Extracted data entries:
—————

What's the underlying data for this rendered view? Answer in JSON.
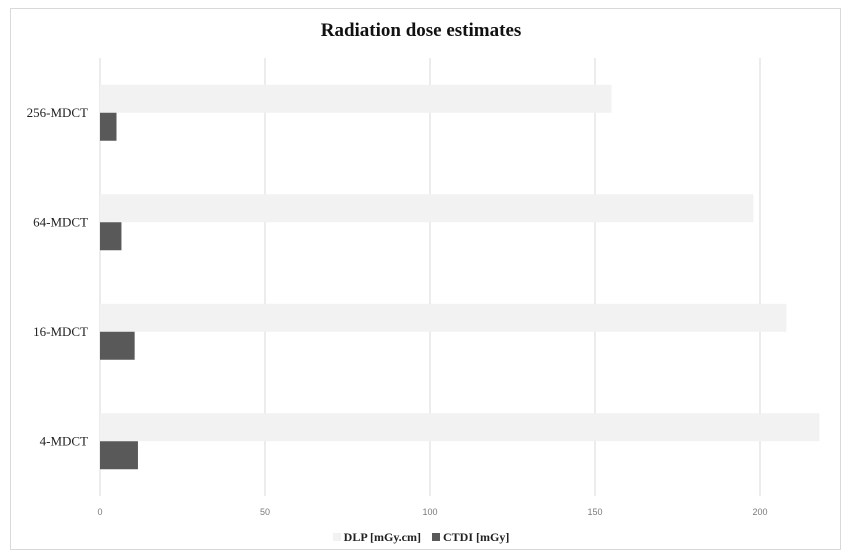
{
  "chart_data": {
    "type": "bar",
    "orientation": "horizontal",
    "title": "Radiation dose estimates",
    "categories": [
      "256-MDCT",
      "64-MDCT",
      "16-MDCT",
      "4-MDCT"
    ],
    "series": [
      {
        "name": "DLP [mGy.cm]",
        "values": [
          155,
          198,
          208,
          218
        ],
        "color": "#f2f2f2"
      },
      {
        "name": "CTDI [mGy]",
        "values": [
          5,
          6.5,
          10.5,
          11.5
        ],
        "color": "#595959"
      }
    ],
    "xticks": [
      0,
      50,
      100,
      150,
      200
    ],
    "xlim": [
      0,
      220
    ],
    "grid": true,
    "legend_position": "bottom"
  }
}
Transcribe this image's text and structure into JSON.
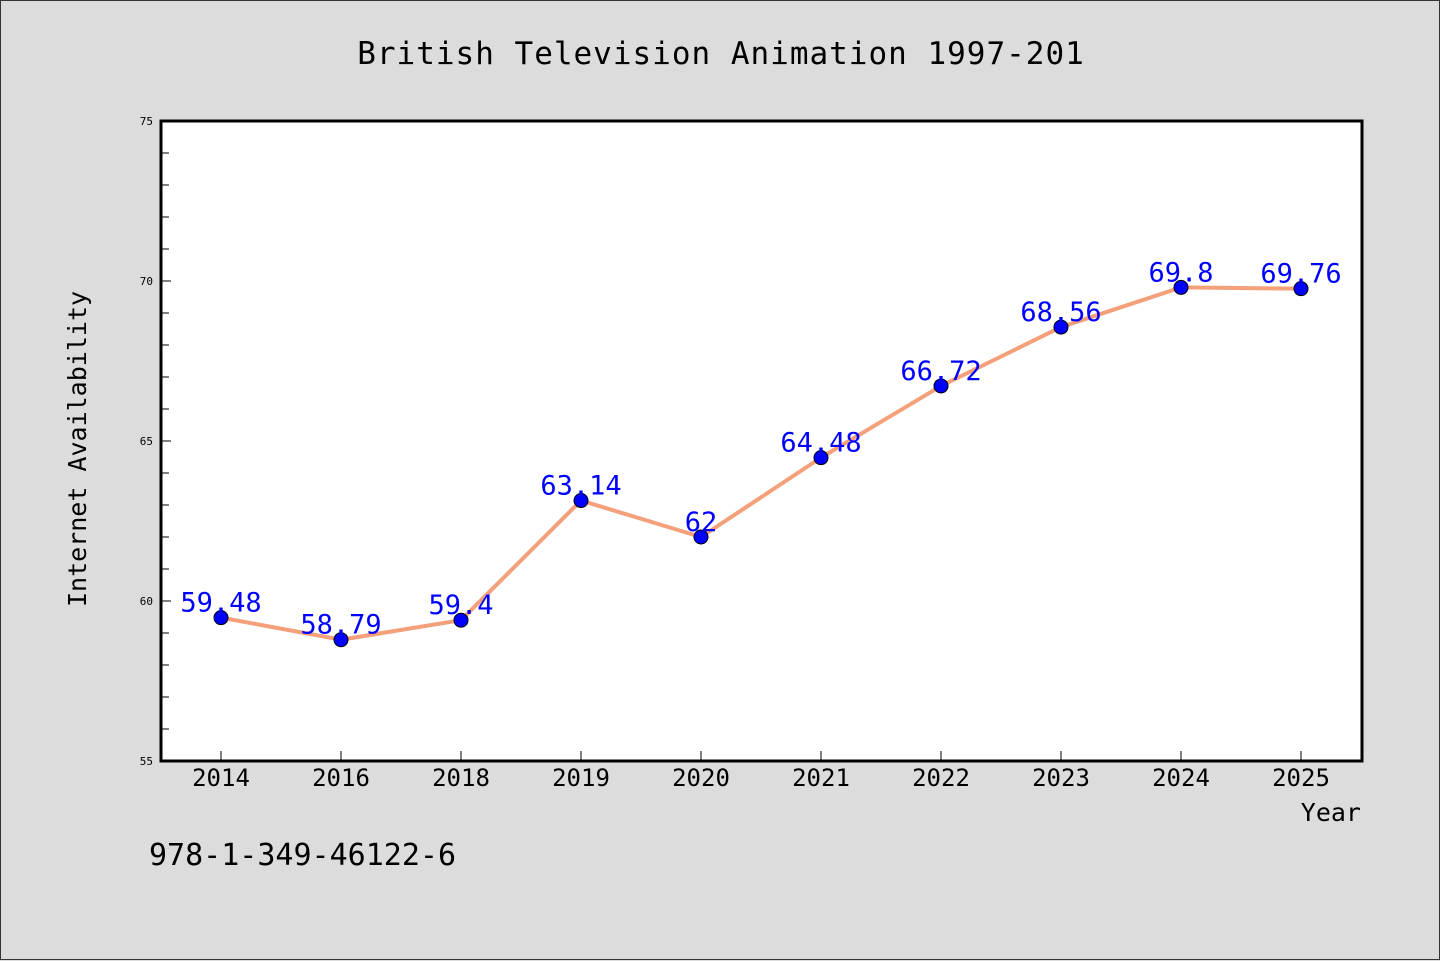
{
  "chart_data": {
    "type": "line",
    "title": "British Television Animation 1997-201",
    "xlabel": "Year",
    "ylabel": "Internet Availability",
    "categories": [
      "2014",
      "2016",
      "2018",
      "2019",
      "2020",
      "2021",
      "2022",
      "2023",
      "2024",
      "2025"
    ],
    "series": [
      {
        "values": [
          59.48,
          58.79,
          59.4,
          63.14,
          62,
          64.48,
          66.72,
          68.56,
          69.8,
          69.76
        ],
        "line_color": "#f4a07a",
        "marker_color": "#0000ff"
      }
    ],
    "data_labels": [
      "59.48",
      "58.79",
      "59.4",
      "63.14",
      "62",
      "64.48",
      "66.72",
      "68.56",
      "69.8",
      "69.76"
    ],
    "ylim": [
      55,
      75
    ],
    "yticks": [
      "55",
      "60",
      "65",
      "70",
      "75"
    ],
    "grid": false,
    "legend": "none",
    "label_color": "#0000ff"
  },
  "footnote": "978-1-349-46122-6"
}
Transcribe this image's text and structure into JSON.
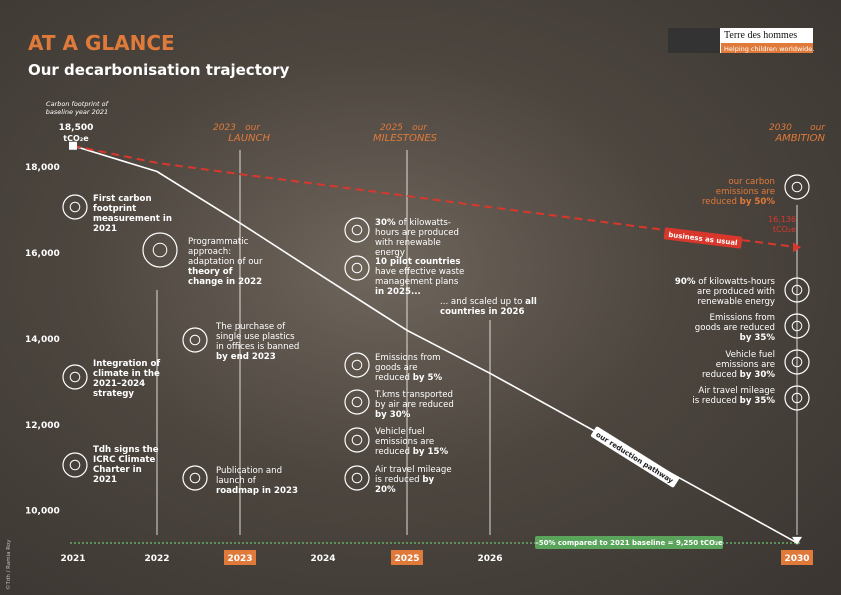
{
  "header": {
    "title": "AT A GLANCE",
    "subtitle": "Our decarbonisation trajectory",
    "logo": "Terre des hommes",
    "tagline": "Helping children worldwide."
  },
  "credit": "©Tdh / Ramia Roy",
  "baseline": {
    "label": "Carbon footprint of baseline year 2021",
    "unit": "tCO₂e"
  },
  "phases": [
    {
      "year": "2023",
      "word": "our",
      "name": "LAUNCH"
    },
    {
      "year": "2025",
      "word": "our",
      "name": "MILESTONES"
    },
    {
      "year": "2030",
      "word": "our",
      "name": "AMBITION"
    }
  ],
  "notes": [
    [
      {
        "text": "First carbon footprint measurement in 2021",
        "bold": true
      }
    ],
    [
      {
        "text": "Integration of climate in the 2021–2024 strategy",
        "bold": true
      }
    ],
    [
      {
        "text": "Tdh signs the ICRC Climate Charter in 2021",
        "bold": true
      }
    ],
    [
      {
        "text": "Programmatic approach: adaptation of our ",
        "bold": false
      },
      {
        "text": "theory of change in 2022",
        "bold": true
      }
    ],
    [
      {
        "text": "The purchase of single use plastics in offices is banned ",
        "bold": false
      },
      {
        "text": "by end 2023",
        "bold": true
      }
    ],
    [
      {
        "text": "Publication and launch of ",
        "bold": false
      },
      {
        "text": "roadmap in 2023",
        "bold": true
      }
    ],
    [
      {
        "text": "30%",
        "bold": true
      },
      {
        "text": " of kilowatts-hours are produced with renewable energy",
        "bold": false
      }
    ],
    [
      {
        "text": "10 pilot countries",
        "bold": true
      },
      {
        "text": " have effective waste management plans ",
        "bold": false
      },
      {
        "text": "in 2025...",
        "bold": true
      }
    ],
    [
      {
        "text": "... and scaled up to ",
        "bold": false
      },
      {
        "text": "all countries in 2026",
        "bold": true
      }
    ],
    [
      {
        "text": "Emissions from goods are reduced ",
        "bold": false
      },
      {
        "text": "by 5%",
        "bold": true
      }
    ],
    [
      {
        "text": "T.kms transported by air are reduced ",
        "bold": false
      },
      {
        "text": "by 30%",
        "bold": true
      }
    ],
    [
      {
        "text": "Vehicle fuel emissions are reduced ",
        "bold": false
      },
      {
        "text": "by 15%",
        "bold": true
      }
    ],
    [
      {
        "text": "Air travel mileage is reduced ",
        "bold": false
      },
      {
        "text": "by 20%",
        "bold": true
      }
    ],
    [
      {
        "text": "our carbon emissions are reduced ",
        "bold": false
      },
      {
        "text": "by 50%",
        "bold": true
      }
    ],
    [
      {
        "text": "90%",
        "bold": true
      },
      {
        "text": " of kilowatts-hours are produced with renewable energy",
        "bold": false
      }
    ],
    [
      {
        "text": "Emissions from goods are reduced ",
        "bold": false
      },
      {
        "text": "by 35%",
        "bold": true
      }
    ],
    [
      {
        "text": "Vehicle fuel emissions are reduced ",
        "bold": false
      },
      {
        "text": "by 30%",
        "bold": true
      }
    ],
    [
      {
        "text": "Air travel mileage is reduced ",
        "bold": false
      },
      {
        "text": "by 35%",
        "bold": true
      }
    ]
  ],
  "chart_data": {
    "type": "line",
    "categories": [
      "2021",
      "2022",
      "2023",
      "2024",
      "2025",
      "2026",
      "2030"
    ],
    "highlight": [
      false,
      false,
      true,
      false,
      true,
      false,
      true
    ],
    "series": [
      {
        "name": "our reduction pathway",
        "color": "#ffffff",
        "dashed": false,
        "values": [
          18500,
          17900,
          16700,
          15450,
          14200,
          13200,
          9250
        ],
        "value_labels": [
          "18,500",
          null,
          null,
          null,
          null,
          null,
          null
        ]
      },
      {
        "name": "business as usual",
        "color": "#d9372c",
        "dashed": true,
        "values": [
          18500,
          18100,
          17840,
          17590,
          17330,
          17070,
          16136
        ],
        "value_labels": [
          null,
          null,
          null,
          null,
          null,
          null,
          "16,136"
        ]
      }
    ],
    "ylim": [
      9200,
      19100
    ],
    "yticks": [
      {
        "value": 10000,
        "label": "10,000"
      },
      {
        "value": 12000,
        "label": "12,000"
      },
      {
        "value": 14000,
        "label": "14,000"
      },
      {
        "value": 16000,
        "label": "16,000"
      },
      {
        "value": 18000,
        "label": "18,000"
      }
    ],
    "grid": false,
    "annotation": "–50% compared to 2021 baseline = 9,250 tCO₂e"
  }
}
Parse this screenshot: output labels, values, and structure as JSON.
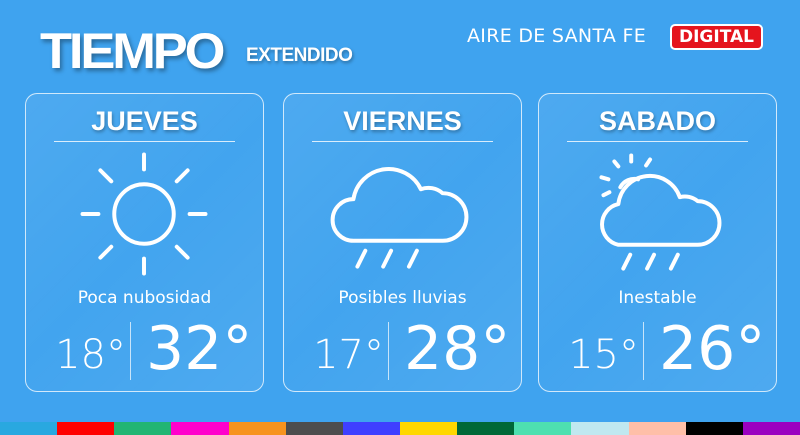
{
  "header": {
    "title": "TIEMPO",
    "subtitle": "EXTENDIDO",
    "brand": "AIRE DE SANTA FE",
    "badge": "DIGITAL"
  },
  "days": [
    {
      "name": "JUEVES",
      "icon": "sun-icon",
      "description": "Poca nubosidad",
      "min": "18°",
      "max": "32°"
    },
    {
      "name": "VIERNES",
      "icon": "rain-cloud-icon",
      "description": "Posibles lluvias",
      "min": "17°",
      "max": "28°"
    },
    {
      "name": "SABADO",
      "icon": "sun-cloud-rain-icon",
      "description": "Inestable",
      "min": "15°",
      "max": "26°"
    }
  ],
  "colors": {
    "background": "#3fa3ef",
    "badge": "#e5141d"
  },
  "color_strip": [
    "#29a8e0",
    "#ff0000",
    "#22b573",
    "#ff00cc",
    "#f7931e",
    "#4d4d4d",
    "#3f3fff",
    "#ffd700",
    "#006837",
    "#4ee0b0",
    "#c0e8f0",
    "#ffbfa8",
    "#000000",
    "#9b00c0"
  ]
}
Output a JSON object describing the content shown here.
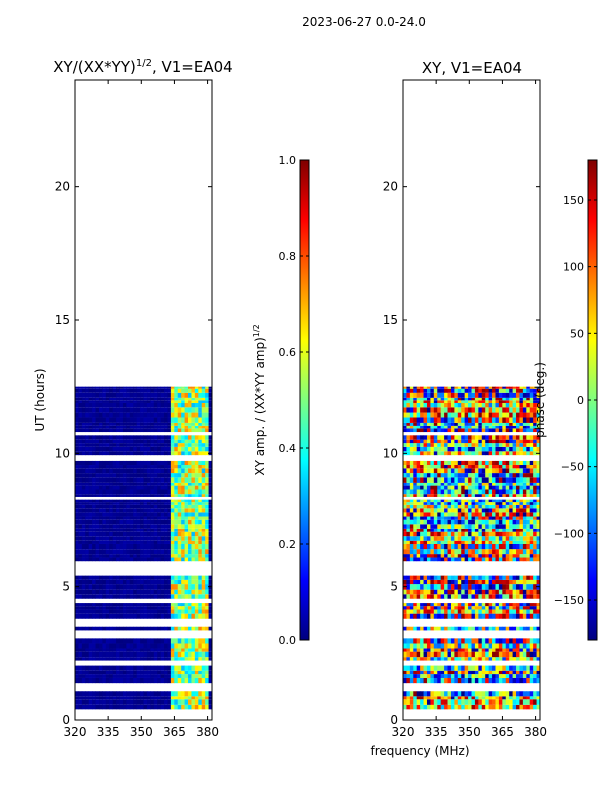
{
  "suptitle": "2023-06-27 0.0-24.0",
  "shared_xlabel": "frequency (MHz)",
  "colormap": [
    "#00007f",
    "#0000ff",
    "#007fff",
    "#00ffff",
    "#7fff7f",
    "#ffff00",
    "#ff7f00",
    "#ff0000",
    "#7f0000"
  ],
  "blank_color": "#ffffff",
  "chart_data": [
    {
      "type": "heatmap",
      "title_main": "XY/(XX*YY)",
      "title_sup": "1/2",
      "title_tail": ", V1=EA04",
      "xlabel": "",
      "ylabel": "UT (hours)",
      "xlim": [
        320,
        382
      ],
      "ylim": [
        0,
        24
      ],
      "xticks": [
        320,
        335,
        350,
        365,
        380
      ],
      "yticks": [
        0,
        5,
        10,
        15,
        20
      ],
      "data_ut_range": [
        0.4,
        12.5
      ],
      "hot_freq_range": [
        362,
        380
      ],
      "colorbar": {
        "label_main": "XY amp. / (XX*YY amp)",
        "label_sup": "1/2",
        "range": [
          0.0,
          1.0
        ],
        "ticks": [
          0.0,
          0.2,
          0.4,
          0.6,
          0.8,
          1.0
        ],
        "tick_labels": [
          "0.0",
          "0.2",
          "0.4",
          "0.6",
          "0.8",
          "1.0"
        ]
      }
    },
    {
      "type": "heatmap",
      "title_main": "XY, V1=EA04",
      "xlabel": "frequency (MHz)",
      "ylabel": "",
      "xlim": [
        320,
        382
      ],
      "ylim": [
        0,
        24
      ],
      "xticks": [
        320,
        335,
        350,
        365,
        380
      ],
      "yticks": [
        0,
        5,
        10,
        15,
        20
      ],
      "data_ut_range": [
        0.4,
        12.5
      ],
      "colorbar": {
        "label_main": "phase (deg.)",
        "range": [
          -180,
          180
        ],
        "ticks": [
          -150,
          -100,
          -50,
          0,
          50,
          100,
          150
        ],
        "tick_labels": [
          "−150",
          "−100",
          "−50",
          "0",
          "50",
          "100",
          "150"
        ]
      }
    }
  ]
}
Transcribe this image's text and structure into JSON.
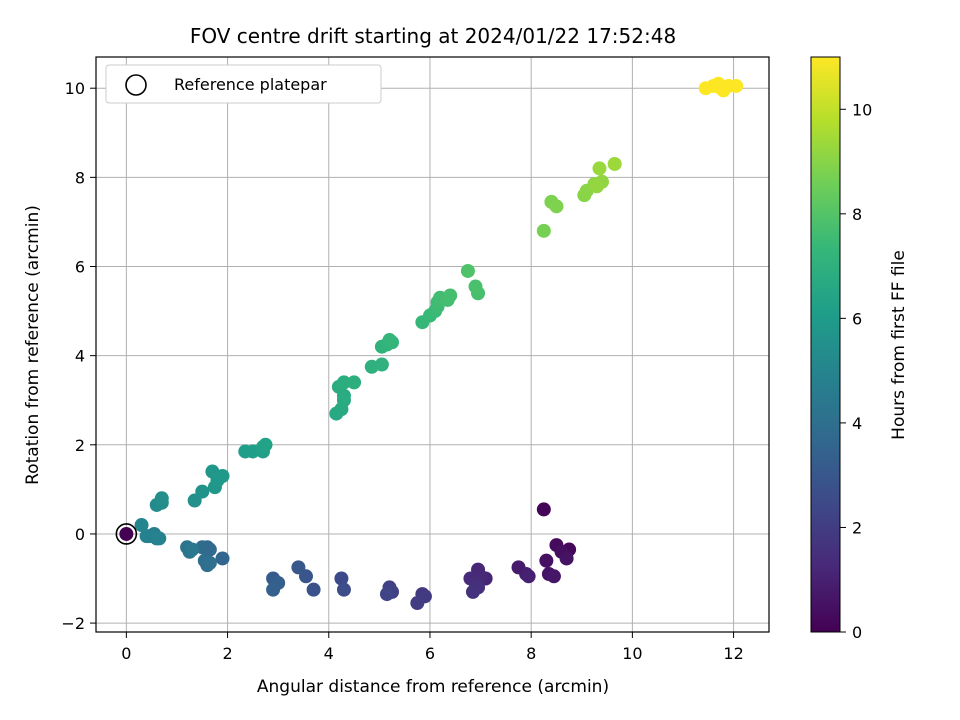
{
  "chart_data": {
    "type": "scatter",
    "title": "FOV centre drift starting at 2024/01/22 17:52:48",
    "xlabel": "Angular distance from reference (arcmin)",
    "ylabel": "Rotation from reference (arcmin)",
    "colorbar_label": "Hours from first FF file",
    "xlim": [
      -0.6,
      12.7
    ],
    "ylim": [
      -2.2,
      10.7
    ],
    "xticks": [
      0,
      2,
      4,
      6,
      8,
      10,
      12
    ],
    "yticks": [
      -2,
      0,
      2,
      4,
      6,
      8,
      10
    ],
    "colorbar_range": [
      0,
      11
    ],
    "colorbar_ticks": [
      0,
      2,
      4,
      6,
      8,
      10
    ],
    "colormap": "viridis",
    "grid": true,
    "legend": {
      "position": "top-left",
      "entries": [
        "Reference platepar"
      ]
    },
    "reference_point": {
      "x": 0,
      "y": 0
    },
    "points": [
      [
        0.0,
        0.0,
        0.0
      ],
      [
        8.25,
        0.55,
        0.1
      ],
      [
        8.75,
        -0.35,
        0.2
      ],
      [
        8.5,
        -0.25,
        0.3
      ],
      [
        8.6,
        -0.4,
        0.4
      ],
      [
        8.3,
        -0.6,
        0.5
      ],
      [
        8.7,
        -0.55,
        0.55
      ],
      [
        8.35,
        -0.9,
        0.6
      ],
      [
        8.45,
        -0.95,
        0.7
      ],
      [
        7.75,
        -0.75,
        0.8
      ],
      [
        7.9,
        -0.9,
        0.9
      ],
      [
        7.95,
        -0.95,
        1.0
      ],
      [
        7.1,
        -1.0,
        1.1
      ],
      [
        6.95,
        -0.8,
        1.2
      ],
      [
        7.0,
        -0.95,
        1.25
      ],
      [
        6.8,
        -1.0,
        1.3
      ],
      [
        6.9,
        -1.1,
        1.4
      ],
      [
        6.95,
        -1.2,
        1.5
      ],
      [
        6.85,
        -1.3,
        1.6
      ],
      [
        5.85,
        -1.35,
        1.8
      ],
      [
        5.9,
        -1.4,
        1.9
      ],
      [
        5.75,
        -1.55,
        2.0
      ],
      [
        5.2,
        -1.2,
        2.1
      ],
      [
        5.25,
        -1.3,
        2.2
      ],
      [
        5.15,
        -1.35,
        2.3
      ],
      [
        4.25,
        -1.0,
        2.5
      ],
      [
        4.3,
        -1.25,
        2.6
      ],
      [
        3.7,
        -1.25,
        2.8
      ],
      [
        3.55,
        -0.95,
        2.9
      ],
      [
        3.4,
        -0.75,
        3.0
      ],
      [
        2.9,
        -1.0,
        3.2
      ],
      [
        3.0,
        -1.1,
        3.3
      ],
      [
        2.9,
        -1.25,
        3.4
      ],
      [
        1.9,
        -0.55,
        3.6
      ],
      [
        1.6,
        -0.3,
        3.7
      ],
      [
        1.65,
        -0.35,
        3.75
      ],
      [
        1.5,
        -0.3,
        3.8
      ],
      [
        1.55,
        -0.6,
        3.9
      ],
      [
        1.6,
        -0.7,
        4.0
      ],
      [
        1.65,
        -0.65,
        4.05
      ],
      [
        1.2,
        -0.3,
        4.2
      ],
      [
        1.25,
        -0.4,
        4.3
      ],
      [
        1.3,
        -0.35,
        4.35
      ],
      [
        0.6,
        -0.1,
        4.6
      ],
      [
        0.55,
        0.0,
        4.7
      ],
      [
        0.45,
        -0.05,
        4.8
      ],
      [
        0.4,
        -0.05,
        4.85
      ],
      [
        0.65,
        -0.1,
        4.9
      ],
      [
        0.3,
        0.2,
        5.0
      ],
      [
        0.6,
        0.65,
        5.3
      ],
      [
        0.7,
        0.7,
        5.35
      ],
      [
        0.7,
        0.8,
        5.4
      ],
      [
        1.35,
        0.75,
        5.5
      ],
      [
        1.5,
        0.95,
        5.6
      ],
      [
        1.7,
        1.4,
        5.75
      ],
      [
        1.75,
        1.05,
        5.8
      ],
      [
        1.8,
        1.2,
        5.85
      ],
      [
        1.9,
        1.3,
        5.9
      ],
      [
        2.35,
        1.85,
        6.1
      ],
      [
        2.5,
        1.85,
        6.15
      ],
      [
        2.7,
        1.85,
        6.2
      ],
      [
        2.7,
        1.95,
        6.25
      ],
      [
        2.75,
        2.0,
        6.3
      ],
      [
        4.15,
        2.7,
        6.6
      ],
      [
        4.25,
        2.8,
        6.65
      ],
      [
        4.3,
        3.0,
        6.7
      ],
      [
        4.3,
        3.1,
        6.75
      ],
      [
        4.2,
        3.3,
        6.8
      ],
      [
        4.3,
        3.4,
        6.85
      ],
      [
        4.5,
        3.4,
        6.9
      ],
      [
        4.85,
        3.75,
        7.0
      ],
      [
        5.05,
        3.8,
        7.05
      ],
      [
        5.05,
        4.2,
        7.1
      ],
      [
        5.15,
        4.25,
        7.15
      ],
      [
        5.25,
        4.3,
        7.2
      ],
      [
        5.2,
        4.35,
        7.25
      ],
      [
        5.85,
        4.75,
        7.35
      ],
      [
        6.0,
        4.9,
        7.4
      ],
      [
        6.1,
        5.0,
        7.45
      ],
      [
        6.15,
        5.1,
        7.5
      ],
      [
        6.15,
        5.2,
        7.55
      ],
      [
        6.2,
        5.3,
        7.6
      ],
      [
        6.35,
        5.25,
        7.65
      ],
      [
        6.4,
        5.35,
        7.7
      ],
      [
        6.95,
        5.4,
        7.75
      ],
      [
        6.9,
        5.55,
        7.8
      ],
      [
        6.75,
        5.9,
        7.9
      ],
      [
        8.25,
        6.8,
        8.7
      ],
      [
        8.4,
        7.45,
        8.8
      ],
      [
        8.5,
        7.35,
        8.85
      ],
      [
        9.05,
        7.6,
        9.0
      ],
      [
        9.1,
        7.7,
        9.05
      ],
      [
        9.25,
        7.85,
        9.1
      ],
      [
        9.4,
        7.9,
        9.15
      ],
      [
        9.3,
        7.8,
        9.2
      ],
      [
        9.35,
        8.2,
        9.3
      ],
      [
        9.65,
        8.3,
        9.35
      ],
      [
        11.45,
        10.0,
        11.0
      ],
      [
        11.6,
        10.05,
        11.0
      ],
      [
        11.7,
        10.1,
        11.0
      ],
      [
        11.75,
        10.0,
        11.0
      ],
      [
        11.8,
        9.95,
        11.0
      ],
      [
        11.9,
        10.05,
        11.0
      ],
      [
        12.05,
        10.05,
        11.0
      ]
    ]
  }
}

—————

REQUIRED WORK:
Pick out the lines that contain "arcmin" and copy them.

RESPONSE TO THIS EXERCISE:
    "xlabel": "Angular distance from reference (arcmin)",
    "ylabel": "Rotation from reference (arcmin)",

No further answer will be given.